Challenge |
Output the data exactly, with every line intact.

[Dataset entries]
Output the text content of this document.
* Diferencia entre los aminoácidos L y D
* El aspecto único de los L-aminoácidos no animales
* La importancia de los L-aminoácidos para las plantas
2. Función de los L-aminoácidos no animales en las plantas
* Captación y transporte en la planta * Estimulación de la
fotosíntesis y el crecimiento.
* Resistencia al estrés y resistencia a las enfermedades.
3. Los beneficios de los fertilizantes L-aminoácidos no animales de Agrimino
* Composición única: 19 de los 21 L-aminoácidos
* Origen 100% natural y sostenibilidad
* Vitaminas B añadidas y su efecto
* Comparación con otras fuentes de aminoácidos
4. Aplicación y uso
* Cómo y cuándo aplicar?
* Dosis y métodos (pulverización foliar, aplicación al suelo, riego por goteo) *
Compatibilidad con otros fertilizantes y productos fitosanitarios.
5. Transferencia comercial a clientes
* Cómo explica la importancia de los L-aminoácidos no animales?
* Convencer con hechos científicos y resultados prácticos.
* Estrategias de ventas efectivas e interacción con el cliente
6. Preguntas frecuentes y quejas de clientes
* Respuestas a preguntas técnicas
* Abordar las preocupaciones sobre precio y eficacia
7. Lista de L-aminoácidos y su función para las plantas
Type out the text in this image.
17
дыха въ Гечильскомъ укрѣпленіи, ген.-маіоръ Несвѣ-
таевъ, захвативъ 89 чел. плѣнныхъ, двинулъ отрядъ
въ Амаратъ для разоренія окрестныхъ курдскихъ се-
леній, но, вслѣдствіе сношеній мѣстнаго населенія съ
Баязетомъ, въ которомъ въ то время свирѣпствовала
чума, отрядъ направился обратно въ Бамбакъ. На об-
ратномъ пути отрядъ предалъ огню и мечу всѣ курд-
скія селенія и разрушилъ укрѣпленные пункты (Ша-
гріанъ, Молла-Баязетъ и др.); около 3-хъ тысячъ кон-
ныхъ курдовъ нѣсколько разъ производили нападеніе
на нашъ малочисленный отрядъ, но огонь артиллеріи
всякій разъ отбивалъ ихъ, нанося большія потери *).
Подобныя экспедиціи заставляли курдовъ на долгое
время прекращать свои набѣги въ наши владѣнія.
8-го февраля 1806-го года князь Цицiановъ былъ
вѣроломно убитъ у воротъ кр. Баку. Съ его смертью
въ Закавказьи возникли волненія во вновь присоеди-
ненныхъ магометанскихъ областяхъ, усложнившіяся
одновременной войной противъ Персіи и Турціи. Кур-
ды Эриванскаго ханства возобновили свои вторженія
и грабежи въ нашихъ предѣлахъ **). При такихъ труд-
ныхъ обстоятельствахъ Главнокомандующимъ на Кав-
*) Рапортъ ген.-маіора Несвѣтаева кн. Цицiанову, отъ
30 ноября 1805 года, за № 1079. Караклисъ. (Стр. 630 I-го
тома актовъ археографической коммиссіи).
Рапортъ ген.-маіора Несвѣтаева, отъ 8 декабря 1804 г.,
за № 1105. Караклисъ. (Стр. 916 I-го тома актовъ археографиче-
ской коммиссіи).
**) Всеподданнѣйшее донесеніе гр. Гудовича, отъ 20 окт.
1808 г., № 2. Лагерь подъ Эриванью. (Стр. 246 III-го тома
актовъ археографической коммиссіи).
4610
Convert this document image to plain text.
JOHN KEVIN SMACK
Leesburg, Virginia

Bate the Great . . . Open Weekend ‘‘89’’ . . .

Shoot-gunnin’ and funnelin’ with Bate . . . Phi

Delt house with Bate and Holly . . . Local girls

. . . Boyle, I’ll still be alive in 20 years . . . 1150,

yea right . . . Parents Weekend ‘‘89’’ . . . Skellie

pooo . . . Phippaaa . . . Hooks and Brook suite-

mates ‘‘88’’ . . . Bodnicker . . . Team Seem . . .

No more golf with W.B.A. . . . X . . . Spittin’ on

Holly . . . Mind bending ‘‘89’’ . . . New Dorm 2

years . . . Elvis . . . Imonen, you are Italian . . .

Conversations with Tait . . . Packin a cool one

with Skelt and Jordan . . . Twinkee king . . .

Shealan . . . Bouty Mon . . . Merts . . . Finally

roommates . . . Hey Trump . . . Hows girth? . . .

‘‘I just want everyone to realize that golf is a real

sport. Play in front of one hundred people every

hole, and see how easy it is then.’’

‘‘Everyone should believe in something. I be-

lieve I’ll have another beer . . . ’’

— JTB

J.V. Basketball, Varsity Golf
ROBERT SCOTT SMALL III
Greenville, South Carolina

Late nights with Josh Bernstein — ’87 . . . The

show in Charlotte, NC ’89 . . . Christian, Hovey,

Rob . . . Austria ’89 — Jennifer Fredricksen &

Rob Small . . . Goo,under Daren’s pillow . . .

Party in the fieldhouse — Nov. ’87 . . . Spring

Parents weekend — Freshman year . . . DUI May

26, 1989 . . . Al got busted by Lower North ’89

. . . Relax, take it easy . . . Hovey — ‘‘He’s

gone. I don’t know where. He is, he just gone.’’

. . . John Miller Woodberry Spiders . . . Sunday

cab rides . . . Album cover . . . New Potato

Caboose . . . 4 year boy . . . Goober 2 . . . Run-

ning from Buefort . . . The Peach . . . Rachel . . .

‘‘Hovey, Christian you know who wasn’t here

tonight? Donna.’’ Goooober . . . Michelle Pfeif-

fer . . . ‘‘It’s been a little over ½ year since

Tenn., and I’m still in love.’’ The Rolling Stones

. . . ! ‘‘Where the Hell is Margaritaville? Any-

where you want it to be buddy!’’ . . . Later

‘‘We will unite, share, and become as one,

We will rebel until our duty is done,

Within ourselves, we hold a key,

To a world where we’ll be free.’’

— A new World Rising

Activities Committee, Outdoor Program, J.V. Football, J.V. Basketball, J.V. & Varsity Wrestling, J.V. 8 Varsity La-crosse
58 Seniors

Exercise solution |
Output the text content of this document.
* Diferencia entre los aminoácidos L y D
* El aspecto único de los L-aminoácidos no animales
* La importancia de los L-aminoácidos para las plantas
2. Función de los L-aminoácidos no animales en las plantas
* Captación y transporte en la planta * Estimulación de la
fotosíntesis y el crecimiento.
* Resistencia al estrés y resistencia a las enfermedades.
3. Los beneficios de los fertilizantes L-aminoácidos no animales de Agrimino
* Composición única: 19 de los 21 L-aminoácidos
* Origen 100% natural y sostenibilidad
* Vitaminas B añadidas y su efecto
* Comparación con otras fuentes de aminoácidos
4. Aplicación y uso
* Cómo y cuándo aplicar?
* Dosis y métodos (pulverización foliar, aplicación al suelo, riego por goteo) *
Compatibilidad con otros fertilizantes y productos fitosanitarios.
5. Transferencia comercial a clientes
* Cómo explica la importancia de los L-aminoácidos no animales?
* Convencer con hechos científicos y resultados prácticos.
* Estrategias de ventas efectivas e interacción con el cliente
6. Preguntas frecuentes y quejas de clientes
* Respuestas a preguntas técnicas
* Abordar las preocupaciones sobre precio y eficacia
7. Lista de L-aminoácidos y su función para las plantas
Type out the text in this image.
17
дыха въ Гечильскомъ укрѣпленіи, ген.-маіоръ Несвѣ-
таевъ, захвативъ 89 чел. плѣнныхъ, двинулъ отрядъ
въ Амаратъ для разоренія окрестныхъ курдскихъ се-
леній, но, вслѣдствіе сношеній мѣстнаго населенія съ
Баязетомъ, въ которомъ въ то время свирѣпствовала
чума, отрядъ направился обратно въ Бамбакъ. На об-
ратномъ пути отрядъ предалъ огню и мечу всѣ курд-
скія селенія и разрушилъ укрѣпленные пункты (Ша-
гріанъ, Молла-Баязетъ и др.); около 3-хъ тысячъ кон-
ныхъ курдовъ нѣсколько разъ производили нападеніе
на нашъ малочисленный отрядъ, но огонь артиллеріи
всякій разъ отбивалъ ихъ, нанося большія потери *).
Подобныя экспедиціи заставляли курдовъ на долгое
время прекращать свои набѣги въ наши владѣнія.
8-го февраля 1806-го года князь Цицiановъ былъ
вѣроломно убитъ у воротъ кр. Баку. Съ его смертью
въ Закавказьи возникли волненія во вновь присоеди-
ненныхъ магометанскихъ областяхъ, усложнившіяся
одновременной войной противъ Персіи и Турціи. Кур-
ды Эриванскаго ханства возобновили свои вторженія
и грабежи въ нашихъ предѣлахъ **). При такихъ труд-
ныхъ обстоятельствахъ Главнокомандующимъ на Кав-
*) Рапортъ ген.-маіора Несвѣтаева кн. Цицiанову, отъ
30 ноября 1805 года, за № 1079. Караклисъ. (Стр. 630 I-го
тома актовъ археографической коммиссіи).
Рапортъ ген.-маіора Несвѣтаева, отъ 8 декабря 1804 г.,
за № 1105. Караклисъ. (Стр. 916 I-го тома актовъ археографиче-
ской коммиссіи).
**) Всеподданнѣйшее донесеніе гр. Гудовича, отъ 20 окт.
1808 г., № 2. Лагерь подъ Эриванью. (Стр. 246 III-го тома
актовъ археографической коммиссіи).
4610
Convert this document image to plain text.
JOHN KEVIN SMACK
Leesburg, Virginia

Bate the Great . . . Open Weekend ‘‘89’’ . . .

Shoot-gunnin’ and funnelin’ with Bate . . . Phi

Delt house with Bate and Holly . . . Local girls

. . . Boyle, I’ll still be alive in 20 years . . . 1150,

yea right . . . Parents Weekend ‘‘89’’ . . . Skellie

pooo . . . Phippaaa . . . Hooks and Brook suite-

mates ‘‘88’’ . . . Bodnicker . . . Team Seem . . .

No more golf with W.B.A. . . . X . . . Spittin’ on

Holly . . . Mind bending ‘‘89’’ . . . New Dorm 2

years . . . Elvis . . . Imonen, you are Italian . . .

Conversations with Tait . . . Packin a cool one

with Skelt and Jordan . . . Twinkee king . . .

Shealan . . . Bouty Mon . . . Merts . . . Finally

roommates . . . Hey Trump . . . Hows girth? . . .

‘‘I just want everyone to realize that golf is a real

sport. Play in front of one hundred people every

hole, and see how easy it is then.’’

‘‘Everyone should believe in something. I be-

lieve I’ll have another beer . . . ’’

— JTB

J.V. Basketball, Varsity Golf
ROBERT SCOTT SMALL III
Greenville, South Carolina

Late nights with Josh Bernstein — ’87 . . . The

show in Charlotte, NC ’89 . . . Christian, Hovey,

Rob . . . Austria ’89 — Jennifer Fredricksen &

Rob Small . . . Goo,under Daren’s pillow . . .

Party in the fieldhouse — Nov. ’87 . . . Spring

Parents weekend — Freshman year . . . DUI May

26, 1989 . . . Al got busted by Lower North ’89

. . . Relax, take it easy . . . Hovey — ‘‘He’s

gone. I don’t know where. He is, he just gone.’’

. . . John Miller Woodberry Spiders . . . Sunday

cab rides . . . Album cover . . . New Potato

Caboose . . . 4 year boy . . . Goober 2 . . . Run-

ning from Buefort . . . The Peach . . . Rachel . . .

‘‘Hovey, Christian you know who wasn’t here

tonight? Donna.’’ Goooober . . . Michelle Pfeif-

fer . . . ‘‘It’s been a little over ½ year since

Tenn., and I’m still in love.’’ The Rolling Stones

. . . ! ‘‘Where the Hell is Margaritaville? Any-

where you want it to be buddy!’’ . . . Later

‘‘We will unite, share, and become as one,

We will rebel until our duty is done,

Within ourselves, we hold a key,

To a world where we’ll be free.’’

— A new World Rising

Activities Committee, Outdoor Program, J.V. Football, J.V. Basketball, J.V. & Varsity Wrestling, J.V. 8 Varsity La-crosse
58 Seniors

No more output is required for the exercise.